Metin bölümü>

****************

Sami Efendi’nin pek bilinmeyen hatırası…

Konya’nın meşhur hafızlarından Hayra Hizmet Vakfı kurucusu merhum Hasan Hüseyin Varol hocamızın hatıralarını rahmete ve Fatihalara vesile olması niyeti ile yayınlamaya devam ediyoruz.

1980’li yılların başındaydı. Konya’nın Işıklar semtinde 1000 kişilik bir yurdun temelini atmıştık. Finansman temini düşüncesiyle Süleyman Ergen’le birlikte Medine’ye gittik. Onun Mercedes bir arabası vardı. Ona bindik ve ikimiz birlikte gittik.

Birkaç defa karayoluyla hac ve umre yapmıştım. Suriye üzerinden yolları biliyordum. Yine de bazı yerlerde sorarak Medine’ye vardık. Orada Tahir Hocam ve bazı arkadaşlarımızla buluştuk. Sami Efendi Hazretlerini de ziyaret etmek istedik. Fakat nasip olmadı. Bunun sebebi diyebileceğim bir olay, benim için önemliydi.

****************

Alıştırma A> Kayıtların başından "The lifting wing 1 is at (197, 103)." ifadesinin geçtiği satıra kadar, iki uç da dahil olmak üzere, satırları numaralı bir listeye dönüştürün. Boş satırları listeye almayın.

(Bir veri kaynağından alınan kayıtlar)
****************

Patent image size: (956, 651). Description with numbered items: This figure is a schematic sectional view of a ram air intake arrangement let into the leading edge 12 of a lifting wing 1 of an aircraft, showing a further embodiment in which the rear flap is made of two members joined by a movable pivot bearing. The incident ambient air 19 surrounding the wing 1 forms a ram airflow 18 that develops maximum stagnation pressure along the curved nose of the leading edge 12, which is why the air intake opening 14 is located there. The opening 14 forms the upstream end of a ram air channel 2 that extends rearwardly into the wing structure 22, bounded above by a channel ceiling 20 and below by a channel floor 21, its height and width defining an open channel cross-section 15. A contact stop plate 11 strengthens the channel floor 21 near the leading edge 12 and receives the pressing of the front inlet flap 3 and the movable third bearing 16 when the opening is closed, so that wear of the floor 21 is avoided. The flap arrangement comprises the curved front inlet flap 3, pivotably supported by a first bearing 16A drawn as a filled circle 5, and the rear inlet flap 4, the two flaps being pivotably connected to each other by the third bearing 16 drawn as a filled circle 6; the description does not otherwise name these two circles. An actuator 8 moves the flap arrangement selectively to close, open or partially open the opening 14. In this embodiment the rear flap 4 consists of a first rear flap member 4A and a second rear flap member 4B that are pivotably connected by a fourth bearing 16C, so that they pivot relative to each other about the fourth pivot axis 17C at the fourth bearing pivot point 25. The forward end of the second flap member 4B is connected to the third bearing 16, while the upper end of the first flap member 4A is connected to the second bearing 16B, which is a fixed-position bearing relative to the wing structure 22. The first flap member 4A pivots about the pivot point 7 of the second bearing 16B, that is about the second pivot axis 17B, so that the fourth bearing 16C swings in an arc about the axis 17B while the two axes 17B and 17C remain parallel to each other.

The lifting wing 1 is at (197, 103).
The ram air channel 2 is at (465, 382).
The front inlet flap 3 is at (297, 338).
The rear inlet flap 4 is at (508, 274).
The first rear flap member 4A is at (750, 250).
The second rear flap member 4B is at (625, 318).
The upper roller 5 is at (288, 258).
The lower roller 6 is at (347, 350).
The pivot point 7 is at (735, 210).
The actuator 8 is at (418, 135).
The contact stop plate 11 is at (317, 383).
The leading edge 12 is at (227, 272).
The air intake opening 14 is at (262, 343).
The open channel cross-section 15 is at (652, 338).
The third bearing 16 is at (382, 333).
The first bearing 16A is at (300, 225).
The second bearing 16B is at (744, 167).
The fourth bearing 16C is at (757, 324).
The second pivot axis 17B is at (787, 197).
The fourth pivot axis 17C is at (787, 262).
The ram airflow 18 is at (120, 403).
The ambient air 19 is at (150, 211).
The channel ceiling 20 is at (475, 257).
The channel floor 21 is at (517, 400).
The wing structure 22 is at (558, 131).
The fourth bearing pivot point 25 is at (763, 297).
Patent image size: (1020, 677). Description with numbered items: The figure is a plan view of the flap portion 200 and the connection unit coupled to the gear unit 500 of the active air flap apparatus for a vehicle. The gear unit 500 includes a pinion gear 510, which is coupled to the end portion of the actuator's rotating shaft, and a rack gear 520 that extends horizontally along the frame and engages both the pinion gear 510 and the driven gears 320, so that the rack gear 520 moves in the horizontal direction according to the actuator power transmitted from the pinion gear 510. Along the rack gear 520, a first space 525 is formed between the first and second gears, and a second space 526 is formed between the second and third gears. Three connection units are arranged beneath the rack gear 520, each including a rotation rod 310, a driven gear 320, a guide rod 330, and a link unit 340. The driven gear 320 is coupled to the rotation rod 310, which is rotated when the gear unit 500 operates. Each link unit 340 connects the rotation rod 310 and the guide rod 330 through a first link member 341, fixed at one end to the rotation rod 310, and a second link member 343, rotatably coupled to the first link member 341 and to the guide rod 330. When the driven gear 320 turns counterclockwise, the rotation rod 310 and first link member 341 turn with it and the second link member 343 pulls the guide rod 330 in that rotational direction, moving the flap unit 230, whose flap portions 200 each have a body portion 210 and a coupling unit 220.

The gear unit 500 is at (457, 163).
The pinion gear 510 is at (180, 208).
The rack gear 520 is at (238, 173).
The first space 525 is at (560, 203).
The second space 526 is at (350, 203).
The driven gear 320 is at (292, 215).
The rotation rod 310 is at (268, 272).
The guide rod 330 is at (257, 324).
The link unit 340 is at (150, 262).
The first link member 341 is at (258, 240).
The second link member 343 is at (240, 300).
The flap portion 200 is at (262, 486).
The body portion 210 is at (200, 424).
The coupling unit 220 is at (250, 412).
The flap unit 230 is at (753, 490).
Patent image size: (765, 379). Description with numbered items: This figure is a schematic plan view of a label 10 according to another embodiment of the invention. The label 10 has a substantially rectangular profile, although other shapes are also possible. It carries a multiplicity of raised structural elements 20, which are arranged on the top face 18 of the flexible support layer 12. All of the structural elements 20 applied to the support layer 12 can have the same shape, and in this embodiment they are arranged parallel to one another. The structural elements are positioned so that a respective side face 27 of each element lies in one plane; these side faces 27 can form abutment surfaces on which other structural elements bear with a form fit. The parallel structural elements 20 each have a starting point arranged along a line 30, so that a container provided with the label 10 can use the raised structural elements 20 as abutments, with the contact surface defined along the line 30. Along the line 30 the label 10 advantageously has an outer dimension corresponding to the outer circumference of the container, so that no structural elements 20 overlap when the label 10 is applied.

****************

Alıştırma B> Hatıra metninin tamamını hiçbir değişiklik yapmadan geri verin.

Tam cevap A>
1. Patent image size: (956, 651). Description with numbered items: This figure is a schematic sectional view of a ram air intake arrangement let into the leading edge 12 of a lifting wing 1 of an aircraft, showing a further embodiment in which the rear flap is made of two members joined by a movable pivot bearing. The incident ambient air 19 surrounding the wing 1 forms a ram airflow 18 that develops maximum stagnation pressure along the curved nose of the leading edge 12, which is why the air intake opening 14 is located there. The opening 14 forms the upstream end of a ram air channel 2 that extends rearwardly into the wing structure 22, bounded above by a channel ceiling 20 and below by a channel floor 21, its height and width defining an open channel cross-section 15. A contact stop plate 11 strengthens the channel floor 21 near the leading edge 12 and receives the pressing of the front inlet flap 3 and the movable third bearing 16 when the opening is closed, so that wear of the floor 21 is avoided. The flap arrangement comprises the curved front inlet flap 3, pivotably supported by a first bearing 16A drawn as a filled circle 5, and the rear inlet flap 4, the two flaps being pivotably connected to each other by the third bearing 16 drawn as a filled circle 6; the description does not otherwise name these two circles. An actuator 8 moves the flap arrangement selectively to close, open or partially open the opening 14. In this embodiment the rear flap 4 consists of a first rear flap member 4A and a second rear flap member 4B that are pivotably connected by a fourth bearing 16C, so that they pivot relative to each other about the fourth pivot axis 17C at the fourth bearing pivot point 25. The forward end of the second flap member 4B is connected to the third bearing 16, while the upper end of the first flap member 4A is connected to the second bearing 16B, which is a fixed-position bearing relative to the wing structure 22. The first flap member 4A pivots about the pivot point 7 of the second bearing 16B, that is about the second pivot axis 17B, so that the fourth bearing 16C swings in an arc about the axis 17B while the two axes 17B and 17C remain parallel to each other.
2. The lifting wing 1 is at (197, 103).

Tam cevap B>
Sami Efendi’nin pek bilinmeyen hatırası…

Konya’nın meşhur hafızlarından Hayra Hizmet Vakfı kurucusu merhum Hasan Hüseyin Varol hocamızın hatıralarını rahmete ve Fatihalara vesile olması niyeti ile yayınlamaya devam ediyoruz.

1980’li yılların başındaydı. Konya’nın Işıklar semtinde 1000 kişilik bir yurdun temelini atmıştık. Finansman temini düşüncesiyle Süleyman Ergen’le birlikte Medine’ye gittik. Onun Mercedes bir arabası vardı. Ona bindik ve ikimiz birlikte gittik.

Birkaç defa karayoluyla hac ve umre yapmıştım. Suriye üzerinden yolları biliyordum. Yine de bazı yerlerde sorarak Medine’ye vardık. Orada Tahir Hocam ve bazı arkadaşlarımızla buluştuk. Sami Efendi Hazretlerini de ziyaret etmek istedik. Fakat nasip olmadı. Bunun sebebi diyebileceğim bir olay, benim için önemliydi.